- SOURCE RECORDS

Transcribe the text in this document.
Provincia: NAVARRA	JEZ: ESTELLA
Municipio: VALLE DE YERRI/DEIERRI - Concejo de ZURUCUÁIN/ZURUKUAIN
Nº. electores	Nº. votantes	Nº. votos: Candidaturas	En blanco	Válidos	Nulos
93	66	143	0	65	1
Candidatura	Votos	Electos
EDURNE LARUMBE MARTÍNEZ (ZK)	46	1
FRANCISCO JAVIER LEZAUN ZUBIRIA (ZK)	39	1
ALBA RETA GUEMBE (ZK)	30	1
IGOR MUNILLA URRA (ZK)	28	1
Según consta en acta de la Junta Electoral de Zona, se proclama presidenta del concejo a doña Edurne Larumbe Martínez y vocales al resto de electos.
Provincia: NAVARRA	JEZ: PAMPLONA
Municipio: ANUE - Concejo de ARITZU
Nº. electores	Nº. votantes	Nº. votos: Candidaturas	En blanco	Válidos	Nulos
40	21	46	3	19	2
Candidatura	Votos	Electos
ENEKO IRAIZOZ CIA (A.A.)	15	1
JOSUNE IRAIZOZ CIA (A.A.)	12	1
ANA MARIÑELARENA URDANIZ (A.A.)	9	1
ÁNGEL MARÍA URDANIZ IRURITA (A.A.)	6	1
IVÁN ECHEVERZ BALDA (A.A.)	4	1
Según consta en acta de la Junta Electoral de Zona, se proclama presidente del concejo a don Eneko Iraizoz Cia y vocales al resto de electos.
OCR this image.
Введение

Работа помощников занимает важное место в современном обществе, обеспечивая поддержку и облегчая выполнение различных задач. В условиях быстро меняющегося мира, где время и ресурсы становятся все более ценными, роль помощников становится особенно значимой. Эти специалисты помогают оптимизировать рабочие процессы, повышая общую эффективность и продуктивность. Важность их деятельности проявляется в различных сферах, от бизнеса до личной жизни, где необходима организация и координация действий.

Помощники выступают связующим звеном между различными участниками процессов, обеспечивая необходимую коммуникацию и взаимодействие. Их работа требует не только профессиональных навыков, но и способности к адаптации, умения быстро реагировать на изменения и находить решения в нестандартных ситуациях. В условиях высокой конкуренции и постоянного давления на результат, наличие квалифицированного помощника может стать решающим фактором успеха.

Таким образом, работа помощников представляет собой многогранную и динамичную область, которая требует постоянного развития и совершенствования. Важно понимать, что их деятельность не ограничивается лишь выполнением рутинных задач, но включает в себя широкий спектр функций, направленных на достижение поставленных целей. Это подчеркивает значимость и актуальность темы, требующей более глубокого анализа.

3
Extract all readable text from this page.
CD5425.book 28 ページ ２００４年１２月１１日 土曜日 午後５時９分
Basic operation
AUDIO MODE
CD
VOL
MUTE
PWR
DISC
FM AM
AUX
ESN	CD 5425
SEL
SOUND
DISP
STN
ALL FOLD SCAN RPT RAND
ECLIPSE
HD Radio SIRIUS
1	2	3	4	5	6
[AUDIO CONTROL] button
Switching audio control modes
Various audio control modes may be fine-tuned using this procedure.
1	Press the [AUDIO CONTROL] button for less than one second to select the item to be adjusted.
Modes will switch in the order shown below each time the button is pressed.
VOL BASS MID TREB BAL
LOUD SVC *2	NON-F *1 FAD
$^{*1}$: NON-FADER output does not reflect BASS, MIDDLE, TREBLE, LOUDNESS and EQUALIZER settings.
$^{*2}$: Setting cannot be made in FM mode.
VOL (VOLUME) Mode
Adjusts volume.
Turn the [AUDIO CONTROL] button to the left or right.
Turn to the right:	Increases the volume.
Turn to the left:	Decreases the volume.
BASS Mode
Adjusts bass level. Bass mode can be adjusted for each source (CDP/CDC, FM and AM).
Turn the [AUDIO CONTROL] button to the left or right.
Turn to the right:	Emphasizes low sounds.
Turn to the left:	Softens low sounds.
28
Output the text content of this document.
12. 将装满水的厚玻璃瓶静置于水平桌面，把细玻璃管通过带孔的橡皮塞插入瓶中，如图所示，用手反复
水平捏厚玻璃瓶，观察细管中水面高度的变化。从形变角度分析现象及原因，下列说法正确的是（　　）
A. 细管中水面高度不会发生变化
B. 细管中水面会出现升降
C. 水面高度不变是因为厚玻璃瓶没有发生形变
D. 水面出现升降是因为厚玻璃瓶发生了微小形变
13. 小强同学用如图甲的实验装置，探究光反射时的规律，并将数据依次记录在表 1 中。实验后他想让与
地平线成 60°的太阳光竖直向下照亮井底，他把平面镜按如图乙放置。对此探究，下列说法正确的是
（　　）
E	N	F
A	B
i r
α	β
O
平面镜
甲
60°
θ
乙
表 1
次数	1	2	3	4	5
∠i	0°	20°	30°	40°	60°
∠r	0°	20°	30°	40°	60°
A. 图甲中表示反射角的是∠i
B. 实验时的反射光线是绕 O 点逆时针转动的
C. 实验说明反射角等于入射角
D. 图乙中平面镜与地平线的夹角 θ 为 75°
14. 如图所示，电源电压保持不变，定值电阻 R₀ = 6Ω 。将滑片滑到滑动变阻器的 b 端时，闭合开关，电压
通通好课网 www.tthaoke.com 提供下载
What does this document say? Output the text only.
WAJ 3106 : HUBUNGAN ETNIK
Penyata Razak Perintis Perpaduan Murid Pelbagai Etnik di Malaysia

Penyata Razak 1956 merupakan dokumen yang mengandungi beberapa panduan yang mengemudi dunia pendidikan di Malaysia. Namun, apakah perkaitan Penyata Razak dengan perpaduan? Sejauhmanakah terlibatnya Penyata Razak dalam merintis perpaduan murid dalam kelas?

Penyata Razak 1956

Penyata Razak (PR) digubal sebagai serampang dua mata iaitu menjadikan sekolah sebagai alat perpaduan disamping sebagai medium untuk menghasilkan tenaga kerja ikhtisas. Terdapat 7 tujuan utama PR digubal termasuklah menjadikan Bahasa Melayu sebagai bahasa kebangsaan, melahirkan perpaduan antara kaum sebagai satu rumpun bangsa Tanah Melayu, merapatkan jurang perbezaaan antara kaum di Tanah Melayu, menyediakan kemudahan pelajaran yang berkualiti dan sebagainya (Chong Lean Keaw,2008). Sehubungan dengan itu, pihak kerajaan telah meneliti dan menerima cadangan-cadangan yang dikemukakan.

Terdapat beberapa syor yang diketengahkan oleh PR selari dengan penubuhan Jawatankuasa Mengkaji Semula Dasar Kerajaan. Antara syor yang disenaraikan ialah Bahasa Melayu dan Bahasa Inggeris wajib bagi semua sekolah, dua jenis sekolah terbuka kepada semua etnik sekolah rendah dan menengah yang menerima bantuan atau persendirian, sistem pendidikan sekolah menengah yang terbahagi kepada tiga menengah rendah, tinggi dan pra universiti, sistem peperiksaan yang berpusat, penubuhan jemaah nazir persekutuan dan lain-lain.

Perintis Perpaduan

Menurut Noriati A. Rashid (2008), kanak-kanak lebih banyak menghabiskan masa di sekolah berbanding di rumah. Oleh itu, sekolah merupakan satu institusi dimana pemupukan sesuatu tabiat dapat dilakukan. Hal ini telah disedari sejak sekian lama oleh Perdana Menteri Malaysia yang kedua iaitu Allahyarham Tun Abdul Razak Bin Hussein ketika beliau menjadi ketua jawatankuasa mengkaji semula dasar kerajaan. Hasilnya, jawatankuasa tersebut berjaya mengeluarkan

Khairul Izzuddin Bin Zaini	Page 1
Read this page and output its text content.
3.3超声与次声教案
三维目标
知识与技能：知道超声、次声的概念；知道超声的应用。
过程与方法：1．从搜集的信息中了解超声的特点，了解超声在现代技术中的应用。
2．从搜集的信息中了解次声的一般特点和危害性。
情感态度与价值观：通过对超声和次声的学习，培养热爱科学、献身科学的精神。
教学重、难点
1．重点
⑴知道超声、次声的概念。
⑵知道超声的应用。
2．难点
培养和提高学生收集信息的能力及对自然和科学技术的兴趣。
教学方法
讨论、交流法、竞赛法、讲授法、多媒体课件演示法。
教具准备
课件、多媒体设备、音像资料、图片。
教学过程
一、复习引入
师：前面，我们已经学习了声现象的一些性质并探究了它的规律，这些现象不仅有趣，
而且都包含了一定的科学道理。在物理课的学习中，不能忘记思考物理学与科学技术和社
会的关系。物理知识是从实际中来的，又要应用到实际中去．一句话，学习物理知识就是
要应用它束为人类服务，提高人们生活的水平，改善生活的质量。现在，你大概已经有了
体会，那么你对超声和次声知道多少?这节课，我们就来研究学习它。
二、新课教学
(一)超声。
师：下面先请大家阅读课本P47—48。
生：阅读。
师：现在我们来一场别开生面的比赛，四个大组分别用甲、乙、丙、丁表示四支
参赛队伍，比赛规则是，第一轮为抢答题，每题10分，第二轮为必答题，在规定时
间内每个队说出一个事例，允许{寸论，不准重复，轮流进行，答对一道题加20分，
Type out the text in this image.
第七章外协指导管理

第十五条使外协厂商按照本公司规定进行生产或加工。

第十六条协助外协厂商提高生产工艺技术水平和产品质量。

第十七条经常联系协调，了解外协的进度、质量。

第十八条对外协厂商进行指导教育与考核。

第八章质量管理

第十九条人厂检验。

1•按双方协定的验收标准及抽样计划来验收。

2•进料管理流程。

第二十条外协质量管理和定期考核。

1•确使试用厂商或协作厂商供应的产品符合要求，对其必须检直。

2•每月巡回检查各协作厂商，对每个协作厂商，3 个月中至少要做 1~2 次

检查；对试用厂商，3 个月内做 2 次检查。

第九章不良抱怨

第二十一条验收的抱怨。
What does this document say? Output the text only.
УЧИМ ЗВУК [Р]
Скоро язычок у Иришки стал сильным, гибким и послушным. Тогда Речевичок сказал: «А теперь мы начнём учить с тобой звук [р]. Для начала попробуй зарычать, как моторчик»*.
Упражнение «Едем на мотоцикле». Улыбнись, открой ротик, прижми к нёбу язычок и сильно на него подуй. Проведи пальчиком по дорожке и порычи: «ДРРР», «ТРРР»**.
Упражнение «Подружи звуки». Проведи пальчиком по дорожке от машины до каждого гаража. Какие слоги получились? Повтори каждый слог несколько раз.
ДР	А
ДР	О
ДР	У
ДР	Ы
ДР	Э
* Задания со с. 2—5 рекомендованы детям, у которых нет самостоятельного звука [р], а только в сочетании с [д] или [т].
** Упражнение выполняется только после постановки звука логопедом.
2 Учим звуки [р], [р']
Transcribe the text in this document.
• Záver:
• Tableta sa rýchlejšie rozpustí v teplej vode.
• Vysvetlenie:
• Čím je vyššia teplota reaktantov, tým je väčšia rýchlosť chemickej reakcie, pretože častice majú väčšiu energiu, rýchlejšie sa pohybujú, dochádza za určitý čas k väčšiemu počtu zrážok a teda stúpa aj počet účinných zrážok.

- STATED GOAL
Look over the listing above. Pick out and copy every line that includes "merupakan".

- THE RESULT
Penyata Razak 1956 merupakan dokumen yang mengandungi beberapa panduan yang mengemudi dunia pendidikan di Malaysia. Namun, apakah perkaitan Penyata Razak dengan perpaduan? Sejauhmanakah terlibatnya Penyata Razak dalam merintis perpaduan murid dalam kelas?
Menurut Noriati A. Rashid (2008), kanak-kanak lebih banyak menghabiskan masa di sekolah berbanding di rumah. Oleh itu, sekolah merupakan satu institusi dimana pemupukan sesuatu tabiat dapat dilakukan. Hal ini telah disedari sejak sekian lama oleh Perdana Menteri Malaysia yang kedua iaitu Allahyarham Tun Abdul Razak Bin Hussein ketika beliau menjadi ketua jawatankuasa mengkaji semula dasar kerajaan. Hasilnya, jawatankuasa tersebut berjaya mengeluarkan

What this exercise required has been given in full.